## The exercise:
The line containing "Convert this document image to plain text." marks where to begin; quote it and every line after it through the end of the data, exactly as written.

begin

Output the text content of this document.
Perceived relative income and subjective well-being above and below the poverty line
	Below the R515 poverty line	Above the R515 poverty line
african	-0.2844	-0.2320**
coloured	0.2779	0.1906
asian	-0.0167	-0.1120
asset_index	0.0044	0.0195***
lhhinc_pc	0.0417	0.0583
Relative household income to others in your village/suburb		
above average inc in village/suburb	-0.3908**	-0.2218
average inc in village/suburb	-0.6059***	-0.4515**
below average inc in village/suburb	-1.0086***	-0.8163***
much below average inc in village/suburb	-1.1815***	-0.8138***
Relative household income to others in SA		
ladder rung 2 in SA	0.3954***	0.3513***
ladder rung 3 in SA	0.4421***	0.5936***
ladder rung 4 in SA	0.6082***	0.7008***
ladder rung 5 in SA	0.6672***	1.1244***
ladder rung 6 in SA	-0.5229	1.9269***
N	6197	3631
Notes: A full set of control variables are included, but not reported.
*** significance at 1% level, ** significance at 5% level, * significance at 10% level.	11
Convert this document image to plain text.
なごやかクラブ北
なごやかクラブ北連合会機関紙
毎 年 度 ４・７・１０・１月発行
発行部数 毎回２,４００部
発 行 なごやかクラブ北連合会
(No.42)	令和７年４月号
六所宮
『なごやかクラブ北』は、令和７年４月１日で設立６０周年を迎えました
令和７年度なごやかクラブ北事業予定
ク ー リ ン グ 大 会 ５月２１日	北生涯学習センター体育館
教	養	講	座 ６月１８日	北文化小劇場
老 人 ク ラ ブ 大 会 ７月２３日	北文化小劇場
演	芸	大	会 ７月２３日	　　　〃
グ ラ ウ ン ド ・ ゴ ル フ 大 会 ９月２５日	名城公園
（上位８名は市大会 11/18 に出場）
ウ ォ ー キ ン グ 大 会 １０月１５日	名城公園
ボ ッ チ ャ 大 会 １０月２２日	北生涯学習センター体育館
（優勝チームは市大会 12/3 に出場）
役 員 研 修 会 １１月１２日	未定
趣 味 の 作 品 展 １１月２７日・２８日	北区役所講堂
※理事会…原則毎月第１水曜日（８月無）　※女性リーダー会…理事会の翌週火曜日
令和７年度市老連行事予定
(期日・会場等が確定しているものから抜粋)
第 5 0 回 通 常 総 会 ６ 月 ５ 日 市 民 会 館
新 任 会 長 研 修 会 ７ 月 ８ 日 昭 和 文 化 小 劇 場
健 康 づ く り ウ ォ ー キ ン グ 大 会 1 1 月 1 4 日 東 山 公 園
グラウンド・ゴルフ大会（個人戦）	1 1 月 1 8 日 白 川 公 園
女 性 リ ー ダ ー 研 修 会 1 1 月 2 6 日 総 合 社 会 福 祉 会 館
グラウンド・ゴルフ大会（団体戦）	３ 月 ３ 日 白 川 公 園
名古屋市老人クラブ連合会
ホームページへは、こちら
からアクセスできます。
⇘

end

## Written answer:
Convert this document image to plain text.
なごやかクラブ北
なごやかクラブ北連合会機関紙
毎 年 度 ４・７・１０・１月発行
発行部数 毎回２,４００部
発 行 なごやかクラブ北連合会
(No.42)	令和７年４月号
六所宮
『なごやかクラブ北』は、令和７年４月１日で設立６０周年を迎えました
令和７年度なごやかクラブ北事業予定
ク ー リ ン グ 大 会 ５月２１日	北生涯学習センター体育館
教	養	講	座 ６月１８日	北文化小劇場
老 人 ク ラ ブ 大 会 ７月２３日	北文化小劇場
演	芸	大	会 ７月２３日	　　　〃
グ ラ ウ ン ド ・ ゴ ル フ 大 会 ９月２５日	名城公園
（上位８名は市大会 11/18 に出場）
ウ ォ ー キ ン グ 大 会 １０月１５日	名城公園
ボ ッ チ ャ 大 会 １０月２２日	北生涯学習センター体育館
（優勝チームは市大会 12/3 に出場）
役 員 研 修 会 １１月１２日	未定
趣 味 の 作 品 展 １１月２７日・２８日	北区役所講堂
※理事会…原則毎月第１水曜日（８月無）　※女性リーダー会…理事会の翌週火曜日
令和７年度市老連行事予定
(期日・会場等が確定しているものから抜粋)
第 5 0 回 通 常 総 会 ６ 月 ５ 日 市 民 会 館
新 任 会 長 研 修 会 ７ 月 ８ 日 昭 和 文 化 小 劇 場
健 康 づ く り ウ ォ ー キ ン グ 大 会 1 1 月 1 4 日 東 山 公 園
グラウンド・ゴルフ大会（個人戦）	1 1 月 1 8 日 白 川 公 園
女 性 リ ー ダ ー 研 修 会 1 1 月 2 6 日 総 合 社 会 福 祉 会 館
グラウンド・ゴルフ大会（団体戦）	３ 月 ３ 日 白 川 公 園
名古屋市老人クラブ連合会
ホームページへは、こちら
からアクセスできます。
⇘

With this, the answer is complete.